» **PROBLEMS**:
a) Please copy the part of the forum thread on cost of living from "Yeah it really" up to and including "get shot! LOL!".
b) Using the forum thread on cost of living, state whether each statement agrees with it. Answer yes or no, and quote the words from the thread that decide each one.
(i) LoriF spent 14 years living on Long Island.
(ii) thecolorcoal's family is mostly worried about finding work after a move out of state.
(iii) For LoriF, Florida's summer heat and humidity are worse than freezing.
c) Answer these questions from the forum thread on cost of living, one per line:
(i) How many years did LoriF spend near the Minneapolis/St. Paul area?
(ii) What would LoriF probably not have if paying the boarding costs the others pay?
(iii) On what date did thecolorcoal post?

» **SUPPLIED TEXT**:
★ ★ ★
California is an absolutely beautiful state and everyone loves the climate, or at least used to anyway. As one of my friends says, "Your paying for the sunshine" Minnesota is beautiful but you freeze your buns off in the winter. NY? well it's NY. I hated it and you couldn't pay me to move back there but there are people who wouldn't leave there if their life depended on it. Florida is sunny and warm but the heat and humidity in the summer is a killer. For me, it's better than freezing. If the cost of living here got like California, I'd be out of here, probably back to the midwest and freeze, but at least I would be living my life the way I want without stressing over money.

If I had to pay the boarding costs that you all do with the conditions that you put up with, I probably would not have horses.


----------



## thecolorcoal (Jan 28, 2015)

LoriF said:


> Don't be insanely jealous just move out. I grew up in S. California, spent eight years near Minneapolis/St. Paul area, lived 14 years on Long Island and worked out of NYC, and now living in N. Florida.
> 
> California is an absolutely beautiful state and everyone loves the climate, or at least used to anyway. As one of my friends says, "Your paying for the sunshine" Minnesota is beautiful but you freeze your buns off in the winter. NY? well it's NY. I hated it and you couldn't pay me to move back there but there are people who wouldn't leave there if their life depended on it. Florida is sunny and warm but the heat and humidity in the summer is a killer. For me, it's better than freezing. If the cost of living here got like California, I'd be out of here, probably back to the midwest and freeze, but at least I would be living my life the way I want without stressing over money.
> 
> If I had to pay the boarding costs that you all do with the conditions that you put up with, I probably would not have horses.



Yeah it really is about location. Those who accuse us Cali people of being "snobby and better-than-you"s are 100% right, especially in my area. My population does tend to look down at the rest of the country. 



Not so easy to transfer to another state and find work, especially at the same payscale. It's nice that 150,000 here is the equivelant to 40-60,000 in somewhere like... nebraska. There are other factors to consider when moving to another state, such as political and whether or not one can tolerate a different thought perspective which can be challenging for a CA transplant, because the ideology shared in this state is the minority in other parts of the US. My family is mostly worried about the challenges in belief systems if I were to move out of state - they think i'd start a fight and get shot! LOL!
★ ★ ★
» **INFORMATION SHOWN**:
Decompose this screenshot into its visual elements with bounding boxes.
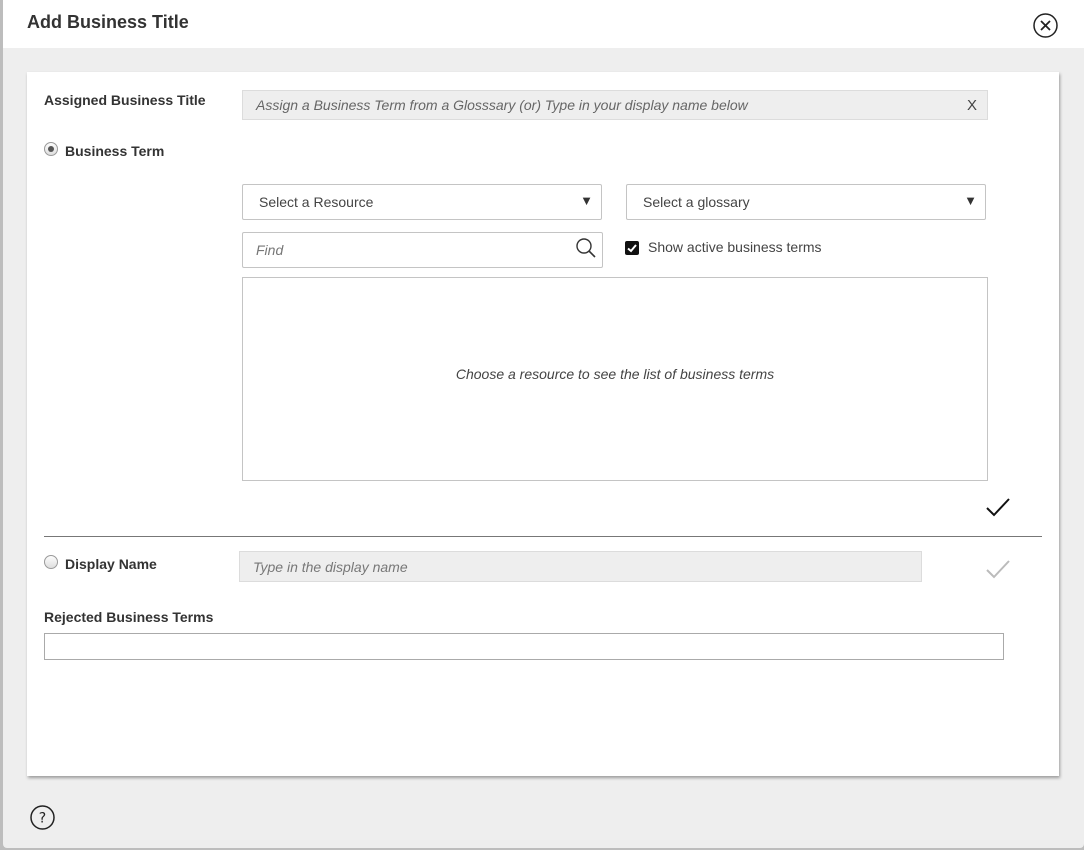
★ ★ ★
» **FULL ANSWERS**:
a)
Yeah it really is about location. Those who accuse us Cali people of being "snobby and better-than-you"s are 100% right, especially in my area. My population does tend to look down at the rest of the country. 



Not so easy to transfer to another state and find work, especially at the same payscale. It's nice that 150,000 here is the equivelant to 40-60,000 in somewhere like... nebraska. There are other factors to consider when moving to another state, such as political and whether or not one can tolerate a different thought perspective which can be challenging for a CA transplant, because the ideology shared in this state is the minority in other parts of the US. My family is mostly worried about the challenges in belief systems if I were to move out of state - they think i'd start a fight and get shot! LOL!

b)
(i) Yes: "lived 14 years on Long Island and worked out of NYC"
(ii) No: "My family is mostly worried about the challenges in belief systems if I were to move out of state"
(iii) No: "For me, it's better than freezing."

c)
(i) Eight years
(ii) Horses
(iii) Jan 28, 2015